Records from a collection of figures
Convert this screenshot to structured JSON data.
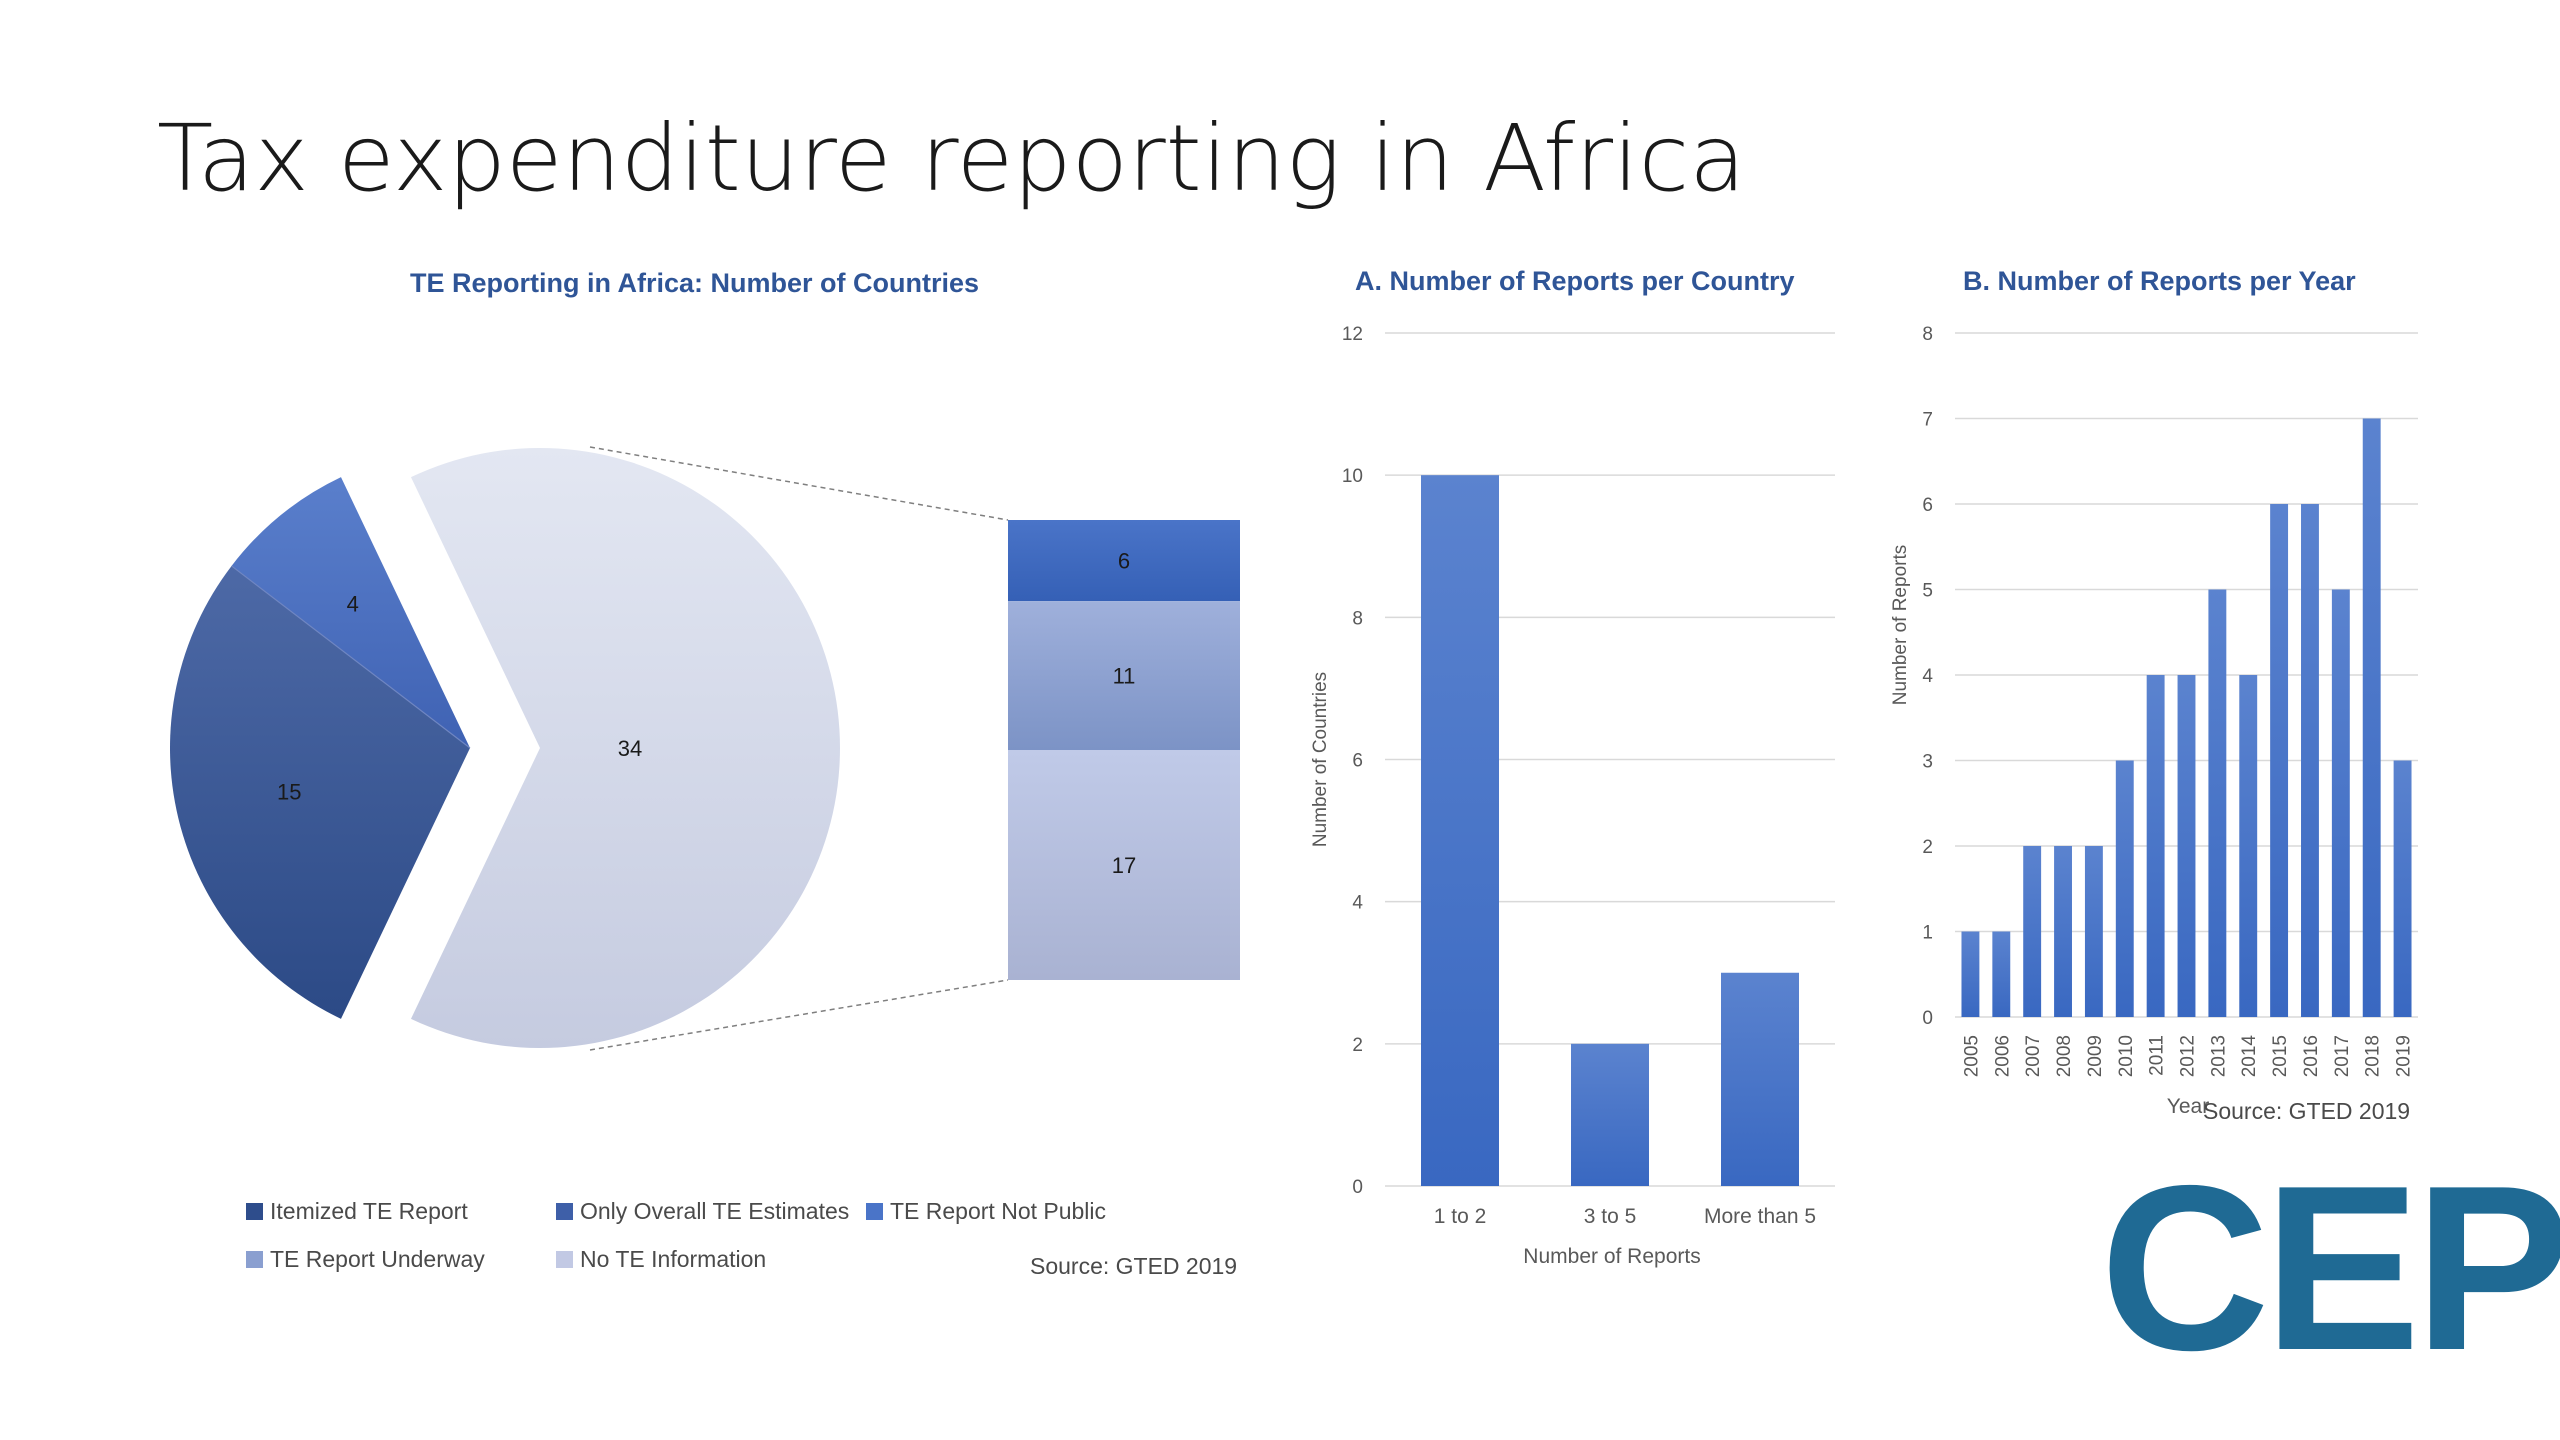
{
  "slide": {
    "title": "Tax expenditure reporting in Africa"
  },
  "colors": {
    "itemized": "#2e4d8c",
    "only_overall": "#4a6fbf",
    "not_public": "#3d6cc4",
    "underway": "#8a9fd0",
    "no_info": "#c9cfe6",
    "bars": "#4472c4",
    "title_blue": "#2f5597",
    "logo": "#1f6a94"
  },
  "chart_data": [
    {
      "type": "pie",
      "title": "TE Reporting in Africa: Number of Countries",
      "slices": [
        {
          "label": "Itemized TE Report",
          "value": 15
        },
        {
          "label": "Only Overall TE Estimates",
          "value": 4
        },
        {
          "label": "No TE Information",
          "value": 34
        }
      ],
      "breakdown": {
        "of": "No TE Information",
        "segments": [
          {
            "label": "TE Report Not Public",
            "value": 6
          },
          {
            "label": "TE Report Underway",
            "value": 11
          },
          {
            "label": "No TE Information",
            "value": 17
          }
        ]
      },
      "legend": [
        "Itemized TE Report",
        "Only Overall TE Estimates",
        "TE Report Not Public",
        "TE Report Underway",
        "No TE Information"
      ],
      "source": "Source: GTED 2019"
    },
    {
      "type": "bar",
      "title": "A. Number of Reports per Country",
      "categories": [
        "1 to 2",
        "3 to 5",
        "More than 5"
      ],
      "values": [
        10,
        2,
        3
      ],
      "xlabel": "Number of Reports",
      "ylabel": "Number of Countries",
      "ylim": [
        0,
        12
      ],
      "yticks": [
        0,
        2,
        4,
        6,
        8,
        10,
        12
      ],
      "grid": true
    },
    {
      "type": "bar",
      "title": "B. Number of Reports per Year",
      "categories": [
        "2005",
        "2006",
        "2007",
        "2008",
        "2009",
        "2010",
        "2011",
        "2012",
        "2013",
        "2014",
        "2015",
        "2016",
        "2017",
        "2018",
        "2019"
      ],
      "values": [
        1,
        1,
        2,
        2,
        2,
        3,
        4,
        4,
        5,
        4,
        6,
        6,
        5,
        7,
        3
      ],
      "xlabel": "Year",
      "ylabel": "Number of Reports",
      "ylim": [
        0,
        8
      ],
      "yticks": [
        0,
        1,
        2,
        3,
        4,
        5,
        6,
        7,
        8
      ],
      "grid": true,
      "source": "Source: GTED 2019"
    }
  ],
  "logo": {
    "text": "CEP"
  }
}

▶ [Task to carry out]:
Copy each line in full and exactly, omitting any picture.

▶ [Finished answer]:
Convert this screenshot to structured JSON data.
{
  "slide": {
    "title": "Tax expenditure reporting in Africa"
  },
  "colors": {
    "itemized": "#2e4d8c",
    "only_overall": "#4a6fbf",
    "not_public": "#3d6cc4",
    "underway": "#8a9fd0",
    "no_info": "#c9cfe6",
    "bars": "#4472c4",
    "title_blue": "#2f5597",
    "logo": "#1f6a94"
  },
  "chart_data": [
    {
      "type": "pie",
      "title": "TE Reporting in Africa: Number of Countries",
      "slices": [
        {
          "label": "Itemized TE Report",
          "value": 15
        },
        {
          "label": "Only Overall TE Estimates",
          "value": 4
        },
        {
          "label": "No TE Information",
          "value": 34
        }
      ],
      "breakdown": {
        "of": "No TE Information",
        "segments": [
          {
            "label": "TE Report Not Public",
            "value": 6
          },
          {
            "label": "TE Report Underway",
            "value": 11
          },
          {
            "label": "No TE Information",
            "value": 17
          }
        ]
      },
      "legend": [
        "Itemized TE Report",
        "Only Overall TE Estimates",
        "TE Report Not Public",
        "TE Report Underway",
        "No TE Information"
      ],
      "source": "Source: GTED 2019"
    },
    {
      "type": "bar",
      "title": "A. Number of Reports per Country",
      "categories": [
        "1 to 2",
        "3 to 5",
        "More than 5"
      ],
      "values": [
        10,
        2,
        3
      ],
      "xlabel": "Number of Reports",
      "ylabel": "Number of Countries",
      "ylim": [
        0,
        12
      ],
      "yticks": [
        0,
        2,
        4,
        6,
        8,
        10,
        12
      ],
      "grid": true
    },
    {
      "type": "bar",
      "title": "B. Number of Reports per Year",
      "categories": [
        "2005",
        "2006",
        "2007",
        "2008",
        "2009",
        "2010",
        "2011",
        "2012",
        "2013",
        "2014",
        "2015",
        "2016",
        "2017",
        "2018",
        "2019"
      ],
      "values": [
        1,
        1,
        2,
        2,
        2,
        3,
        4,
        4,
        5,
        4,
        6,
        6,
        5,
        7,
        3
      ],
      "xlabel": "Year",
      "ylabel": "Number of Reports",
      "ylim": [
        0,
        8
      ],
      "yticks": [
        0,
        1,
        2,
        3,
        4,
        5,
        6,
        7,
        8
      ],
      "grid": true,
      "source": "Source: GTED 2019"
    }
  ],
  "logo": {
    "text": "CEP"
  }
}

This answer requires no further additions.